Descripción del ejercicio
Reproduzca literalmente el fragmento del texto sobre cómo Dios defiende a su pueblo que va desde "DIOS DEFIENDE A" hasta "quedan inmóviles. NTV.".

DIOS DEFIENDE A SU PUEBLO.

SALMOS 76:1 Dios recibe honra en Judá; su nombre es grande en Israel. 2 Jerusalén es el lugar donde habita; el monte Sión es su hogar. 3 Allí quebró las flechas encendidas del enemigo, los escudos, las espadas y las armas de guerra. 5 Nuestros enemigos más audaces fueron saqueados y yacen ante nosotros en el sueño de la muerte. No hay guerrero que pueda levantarse contra nosotros. 6 A la ráfaga de tu aliento, oh Dios de Jacob, sus caballos y carros de guerra quedan inmóviles. NTV.

En el pasado, diferentes reinos e imperios trataron de destruir a toda costa al pueblo escogido de Dios, pero ninguno de esos pueblos tuvo éxito, ya que el eterno Creador luchó por su pueblo, y les dio la victoria sobre sus enemigos. El salmista al ver la poderosa mano de Dios para defender a su pueblo, escribió un cántico para honrar y glorificar a su amado Creador. El salmista en su cantico recalcó que Jerusalén es el lugar donde se encuentra la morada de Dios y el monte Sión es su hogar. En el pasado, el eterno Creador designó a Jerusalén, ciudad de paz, como su capital, y al monte de Sión como el lugar de su morada para habitar en medio de su pueblo, y es el lugar de donde Cristo Jesús gobernará toda la tierra en su reinado milenial sobre este mundo.

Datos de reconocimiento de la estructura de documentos
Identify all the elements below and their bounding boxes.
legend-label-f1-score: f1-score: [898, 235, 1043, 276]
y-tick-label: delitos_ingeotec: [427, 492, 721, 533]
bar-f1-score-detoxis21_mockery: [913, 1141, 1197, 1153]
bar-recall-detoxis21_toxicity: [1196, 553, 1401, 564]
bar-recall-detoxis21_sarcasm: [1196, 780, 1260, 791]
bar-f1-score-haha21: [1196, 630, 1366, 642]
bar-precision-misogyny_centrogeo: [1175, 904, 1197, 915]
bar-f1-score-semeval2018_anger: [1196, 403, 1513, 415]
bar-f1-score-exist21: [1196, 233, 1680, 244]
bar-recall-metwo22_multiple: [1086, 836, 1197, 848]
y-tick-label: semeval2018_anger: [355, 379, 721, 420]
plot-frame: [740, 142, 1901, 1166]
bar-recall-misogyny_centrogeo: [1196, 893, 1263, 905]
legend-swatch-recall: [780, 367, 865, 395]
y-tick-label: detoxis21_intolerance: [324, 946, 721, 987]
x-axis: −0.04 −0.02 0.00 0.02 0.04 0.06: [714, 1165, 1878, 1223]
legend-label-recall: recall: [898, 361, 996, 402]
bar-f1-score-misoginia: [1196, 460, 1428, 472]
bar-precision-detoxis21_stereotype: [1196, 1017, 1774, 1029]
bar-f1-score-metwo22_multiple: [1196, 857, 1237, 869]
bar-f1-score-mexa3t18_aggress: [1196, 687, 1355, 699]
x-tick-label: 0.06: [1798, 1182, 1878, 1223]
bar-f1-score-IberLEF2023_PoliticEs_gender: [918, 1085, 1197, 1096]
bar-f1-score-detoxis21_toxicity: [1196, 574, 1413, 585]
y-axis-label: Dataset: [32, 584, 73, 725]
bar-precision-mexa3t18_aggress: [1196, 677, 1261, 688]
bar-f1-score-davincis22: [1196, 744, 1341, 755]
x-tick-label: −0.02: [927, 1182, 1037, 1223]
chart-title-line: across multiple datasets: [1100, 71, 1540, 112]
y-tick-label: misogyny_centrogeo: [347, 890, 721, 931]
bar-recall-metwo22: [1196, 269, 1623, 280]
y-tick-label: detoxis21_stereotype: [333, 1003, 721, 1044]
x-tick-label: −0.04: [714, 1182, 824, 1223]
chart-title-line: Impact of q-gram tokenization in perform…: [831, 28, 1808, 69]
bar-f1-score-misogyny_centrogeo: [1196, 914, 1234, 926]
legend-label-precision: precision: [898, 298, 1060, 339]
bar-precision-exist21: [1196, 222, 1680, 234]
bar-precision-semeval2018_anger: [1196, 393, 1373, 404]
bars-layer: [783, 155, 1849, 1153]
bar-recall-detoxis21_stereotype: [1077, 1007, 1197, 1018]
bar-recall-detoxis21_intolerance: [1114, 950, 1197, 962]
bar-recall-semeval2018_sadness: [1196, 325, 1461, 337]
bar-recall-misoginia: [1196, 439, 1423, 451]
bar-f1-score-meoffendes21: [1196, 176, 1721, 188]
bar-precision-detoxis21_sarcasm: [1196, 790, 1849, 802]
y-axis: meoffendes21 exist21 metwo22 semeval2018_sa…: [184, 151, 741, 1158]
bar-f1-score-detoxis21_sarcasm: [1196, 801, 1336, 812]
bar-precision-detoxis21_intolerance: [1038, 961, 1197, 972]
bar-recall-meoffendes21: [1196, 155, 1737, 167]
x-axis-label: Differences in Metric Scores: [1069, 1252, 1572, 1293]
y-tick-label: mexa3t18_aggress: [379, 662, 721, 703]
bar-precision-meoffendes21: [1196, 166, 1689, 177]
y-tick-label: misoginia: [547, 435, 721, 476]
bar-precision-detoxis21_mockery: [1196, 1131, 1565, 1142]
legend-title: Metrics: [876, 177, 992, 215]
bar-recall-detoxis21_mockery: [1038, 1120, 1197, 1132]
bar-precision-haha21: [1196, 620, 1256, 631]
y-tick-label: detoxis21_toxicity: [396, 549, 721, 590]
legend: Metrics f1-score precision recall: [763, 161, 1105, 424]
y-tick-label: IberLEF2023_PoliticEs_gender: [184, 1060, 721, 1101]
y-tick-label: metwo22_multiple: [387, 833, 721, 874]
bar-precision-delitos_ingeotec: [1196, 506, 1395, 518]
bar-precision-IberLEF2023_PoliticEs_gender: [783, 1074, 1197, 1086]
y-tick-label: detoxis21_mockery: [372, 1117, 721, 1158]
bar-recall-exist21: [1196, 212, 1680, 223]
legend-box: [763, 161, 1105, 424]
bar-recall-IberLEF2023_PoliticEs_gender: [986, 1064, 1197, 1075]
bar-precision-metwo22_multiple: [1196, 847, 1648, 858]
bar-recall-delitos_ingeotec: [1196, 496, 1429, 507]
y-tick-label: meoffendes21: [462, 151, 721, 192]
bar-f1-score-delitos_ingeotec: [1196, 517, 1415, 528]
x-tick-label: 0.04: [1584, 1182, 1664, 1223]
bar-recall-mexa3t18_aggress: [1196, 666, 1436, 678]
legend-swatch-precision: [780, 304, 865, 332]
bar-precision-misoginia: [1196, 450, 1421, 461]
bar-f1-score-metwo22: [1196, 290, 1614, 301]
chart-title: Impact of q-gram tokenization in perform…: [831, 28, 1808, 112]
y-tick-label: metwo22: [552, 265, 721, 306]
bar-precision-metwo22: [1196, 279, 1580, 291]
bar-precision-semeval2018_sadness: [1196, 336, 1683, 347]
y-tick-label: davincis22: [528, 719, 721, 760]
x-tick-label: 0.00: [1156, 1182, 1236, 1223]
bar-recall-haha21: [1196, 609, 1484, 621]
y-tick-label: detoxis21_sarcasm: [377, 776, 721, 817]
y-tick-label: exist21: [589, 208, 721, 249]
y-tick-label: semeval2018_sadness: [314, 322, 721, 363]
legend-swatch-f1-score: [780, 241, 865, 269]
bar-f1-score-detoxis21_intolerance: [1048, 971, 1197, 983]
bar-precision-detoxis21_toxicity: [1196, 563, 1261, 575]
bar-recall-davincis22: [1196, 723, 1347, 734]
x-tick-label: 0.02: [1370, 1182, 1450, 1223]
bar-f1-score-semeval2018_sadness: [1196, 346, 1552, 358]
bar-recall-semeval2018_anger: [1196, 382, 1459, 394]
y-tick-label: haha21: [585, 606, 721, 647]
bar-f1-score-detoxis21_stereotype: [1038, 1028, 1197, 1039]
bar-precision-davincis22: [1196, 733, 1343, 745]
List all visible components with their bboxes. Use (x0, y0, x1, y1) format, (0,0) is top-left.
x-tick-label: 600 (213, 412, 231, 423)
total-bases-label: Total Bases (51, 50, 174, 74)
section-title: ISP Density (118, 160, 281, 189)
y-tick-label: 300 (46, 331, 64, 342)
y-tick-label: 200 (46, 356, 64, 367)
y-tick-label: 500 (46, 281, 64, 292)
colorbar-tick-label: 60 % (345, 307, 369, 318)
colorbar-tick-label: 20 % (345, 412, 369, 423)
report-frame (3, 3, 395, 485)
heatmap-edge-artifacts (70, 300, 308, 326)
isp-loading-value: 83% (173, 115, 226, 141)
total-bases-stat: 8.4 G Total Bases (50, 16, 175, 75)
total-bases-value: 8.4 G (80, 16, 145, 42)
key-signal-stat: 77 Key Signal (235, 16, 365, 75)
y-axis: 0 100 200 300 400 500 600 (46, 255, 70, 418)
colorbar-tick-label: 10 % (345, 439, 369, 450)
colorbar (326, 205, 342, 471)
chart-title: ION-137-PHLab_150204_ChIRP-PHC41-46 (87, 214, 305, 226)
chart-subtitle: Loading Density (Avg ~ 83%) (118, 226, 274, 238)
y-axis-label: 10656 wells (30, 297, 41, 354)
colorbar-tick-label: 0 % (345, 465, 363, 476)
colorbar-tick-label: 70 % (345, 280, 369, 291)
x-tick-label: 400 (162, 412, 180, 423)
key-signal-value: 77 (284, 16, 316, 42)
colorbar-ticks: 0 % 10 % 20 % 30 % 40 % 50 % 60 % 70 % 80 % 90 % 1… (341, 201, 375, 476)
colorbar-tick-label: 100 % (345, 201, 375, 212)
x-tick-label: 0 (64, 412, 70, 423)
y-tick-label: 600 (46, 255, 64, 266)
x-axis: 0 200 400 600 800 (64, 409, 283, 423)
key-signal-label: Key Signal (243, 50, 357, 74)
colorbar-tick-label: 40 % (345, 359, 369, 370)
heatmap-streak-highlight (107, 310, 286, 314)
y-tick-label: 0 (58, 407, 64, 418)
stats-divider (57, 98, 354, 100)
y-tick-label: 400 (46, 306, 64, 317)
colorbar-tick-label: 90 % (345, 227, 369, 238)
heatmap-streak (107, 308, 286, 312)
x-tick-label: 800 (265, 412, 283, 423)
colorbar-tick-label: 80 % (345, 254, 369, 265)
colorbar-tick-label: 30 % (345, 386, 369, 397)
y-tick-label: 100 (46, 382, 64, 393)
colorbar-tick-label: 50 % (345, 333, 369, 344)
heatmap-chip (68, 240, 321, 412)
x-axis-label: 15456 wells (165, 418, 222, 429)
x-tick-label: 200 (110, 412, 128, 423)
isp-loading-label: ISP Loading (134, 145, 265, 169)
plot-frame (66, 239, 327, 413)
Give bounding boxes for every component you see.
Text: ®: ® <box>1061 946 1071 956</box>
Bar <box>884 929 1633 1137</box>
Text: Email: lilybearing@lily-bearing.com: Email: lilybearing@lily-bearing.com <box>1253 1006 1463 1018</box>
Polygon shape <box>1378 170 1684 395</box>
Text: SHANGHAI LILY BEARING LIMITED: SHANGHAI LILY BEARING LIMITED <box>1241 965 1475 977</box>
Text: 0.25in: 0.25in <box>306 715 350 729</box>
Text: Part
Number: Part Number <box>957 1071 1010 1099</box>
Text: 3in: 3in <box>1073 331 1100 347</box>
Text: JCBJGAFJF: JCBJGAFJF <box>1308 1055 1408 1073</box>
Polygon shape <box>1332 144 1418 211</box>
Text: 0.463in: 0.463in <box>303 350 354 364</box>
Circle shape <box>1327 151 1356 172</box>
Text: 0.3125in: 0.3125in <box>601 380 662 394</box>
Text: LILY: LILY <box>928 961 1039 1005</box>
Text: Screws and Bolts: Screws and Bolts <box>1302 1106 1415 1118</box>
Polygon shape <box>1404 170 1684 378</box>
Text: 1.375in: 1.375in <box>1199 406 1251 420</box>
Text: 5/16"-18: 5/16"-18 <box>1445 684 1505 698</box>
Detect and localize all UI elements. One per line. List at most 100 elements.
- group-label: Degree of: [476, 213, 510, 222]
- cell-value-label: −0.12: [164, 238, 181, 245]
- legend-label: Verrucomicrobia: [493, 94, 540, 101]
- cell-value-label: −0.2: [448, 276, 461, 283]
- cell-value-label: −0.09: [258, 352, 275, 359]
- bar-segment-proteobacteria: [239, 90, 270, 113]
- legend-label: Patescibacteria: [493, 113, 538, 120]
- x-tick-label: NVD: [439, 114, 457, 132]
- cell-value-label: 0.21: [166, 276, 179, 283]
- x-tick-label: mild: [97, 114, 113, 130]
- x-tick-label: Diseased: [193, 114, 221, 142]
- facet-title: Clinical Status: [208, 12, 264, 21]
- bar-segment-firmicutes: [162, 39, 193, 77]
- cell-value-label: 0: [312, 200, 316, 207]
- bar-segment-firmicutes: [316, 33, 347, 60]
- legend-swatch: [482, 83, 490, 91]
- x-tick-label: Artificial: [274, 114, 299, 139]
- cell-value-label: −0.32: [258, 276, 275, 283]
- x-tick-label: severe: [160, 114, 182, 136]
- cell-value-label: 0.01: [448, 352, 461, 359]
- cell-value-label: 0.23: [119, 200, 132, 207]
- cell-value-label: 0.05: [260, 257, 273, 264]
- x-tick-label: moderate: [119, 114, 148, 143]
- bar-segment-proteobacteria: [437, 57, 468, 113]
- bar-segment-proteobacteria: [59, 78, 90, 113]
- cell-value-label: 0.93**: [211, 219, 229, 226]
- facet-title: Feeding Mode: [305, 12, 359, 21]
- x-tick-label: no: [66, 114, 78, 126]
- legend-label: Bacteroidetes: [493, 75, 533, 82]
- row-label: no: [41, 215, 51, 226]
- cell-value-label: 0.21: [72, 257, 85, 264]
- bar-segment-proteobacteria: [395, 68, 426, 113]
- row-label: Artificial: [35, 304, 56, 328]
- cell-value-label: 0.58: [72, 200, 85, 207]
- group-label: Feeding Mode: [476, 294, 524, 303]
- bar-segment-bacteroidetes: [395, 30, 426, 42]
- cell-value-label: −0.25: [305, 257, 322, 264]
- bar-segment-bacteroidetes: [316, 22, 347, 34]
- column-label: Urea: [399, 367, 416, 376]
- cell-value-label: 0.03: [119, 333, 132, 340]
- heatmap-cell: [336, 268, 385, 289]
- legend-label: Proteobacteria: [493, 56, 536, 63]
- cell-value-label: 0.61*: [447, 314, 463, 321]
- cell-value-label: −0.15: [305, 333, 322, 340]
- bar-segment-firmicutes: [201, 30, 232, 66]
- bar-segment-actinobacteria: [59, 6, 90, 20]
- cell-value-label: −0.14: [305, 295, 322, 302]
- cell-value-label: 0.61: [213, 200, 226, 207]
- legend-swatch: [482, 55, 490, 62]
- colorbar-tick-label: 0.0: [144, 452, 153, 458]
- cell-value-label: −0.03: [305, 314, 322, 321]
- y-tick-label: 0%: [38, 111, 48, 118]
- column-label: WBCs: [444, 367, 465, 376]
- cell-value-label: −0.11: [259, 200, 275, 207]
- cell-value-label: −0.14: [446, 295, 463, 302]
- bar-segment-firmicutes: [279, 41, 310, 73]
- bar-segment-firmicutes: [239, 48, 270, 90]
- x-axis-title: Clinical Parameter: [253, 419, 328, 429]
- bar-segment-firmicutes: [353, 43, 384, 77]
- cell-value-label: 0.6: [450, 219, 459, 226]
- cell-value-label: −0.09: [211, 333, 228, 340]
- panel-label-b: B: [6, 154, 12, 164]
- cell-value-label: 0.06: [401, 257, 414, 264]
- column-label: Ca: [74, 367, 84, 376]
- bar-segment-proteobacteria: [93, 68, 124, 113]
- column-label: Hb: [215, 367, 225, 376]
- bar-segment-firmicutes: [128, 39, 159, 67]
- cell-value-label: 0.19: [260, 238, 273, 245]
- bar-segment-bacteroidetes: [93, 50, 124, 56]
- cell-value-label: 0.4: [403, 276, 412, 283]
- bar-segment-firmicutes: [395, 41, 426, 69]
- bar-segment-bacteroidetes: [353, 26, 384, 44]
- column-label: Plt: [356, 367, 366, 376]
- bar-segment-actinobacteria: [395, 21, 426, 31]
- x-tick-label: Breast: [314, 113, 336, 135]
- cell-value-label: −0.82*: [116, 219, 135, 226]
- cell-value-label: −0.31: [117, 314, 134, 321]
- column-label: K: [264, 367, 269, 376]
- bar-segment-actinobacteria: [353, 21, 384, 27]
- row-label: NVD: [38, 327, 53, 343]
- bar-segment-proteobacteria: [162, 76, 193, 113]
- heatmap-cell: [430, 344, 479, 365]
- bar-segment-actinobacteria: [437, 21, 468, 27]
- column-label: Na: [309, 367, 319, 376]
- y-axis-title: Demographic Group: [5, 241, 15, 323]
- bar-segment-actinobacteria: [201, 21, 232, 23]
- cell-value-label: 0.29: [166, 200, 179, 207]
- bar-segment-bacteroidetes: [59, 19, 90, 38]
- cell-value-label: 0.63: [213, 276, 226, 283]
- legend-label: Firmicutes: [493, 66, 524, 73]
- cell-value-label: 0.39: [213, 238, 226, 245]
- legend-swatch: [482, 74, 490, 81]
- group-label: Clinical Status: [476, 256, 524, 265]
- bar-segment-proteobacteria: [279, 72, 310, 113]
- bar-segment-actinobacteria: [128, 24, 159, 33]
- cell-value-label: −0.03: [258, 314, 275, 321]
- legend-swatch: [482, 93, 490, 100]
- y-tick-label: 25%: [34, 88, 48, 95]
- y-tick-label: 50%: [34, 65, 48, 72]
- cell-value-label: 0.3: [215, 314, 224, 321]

Respuesta del ejercicio
DIOS DEFIENDE A SU PUEBLO.

SALMOS 76:1 Dios recibe honra en Judá; su nombre es grande en Israel. 2 Jerusalén es el lugar donde habita; el monte Sión es su hogar. 3 Allí quebró las flechas encendidas del enemigo, los escudos, las espadas y las armas de guerra. 5 Nuestros enemigos más audaces fueron saqueados y yacen ante nosotros en el sueño de la muerte. No hay guerrero que pueda levantarse contra nosotros. 6 A la ráfaga de tu aliento, oh Dios de Jacob, sus caballos y carros de guerra quedan inmóviles. NTV.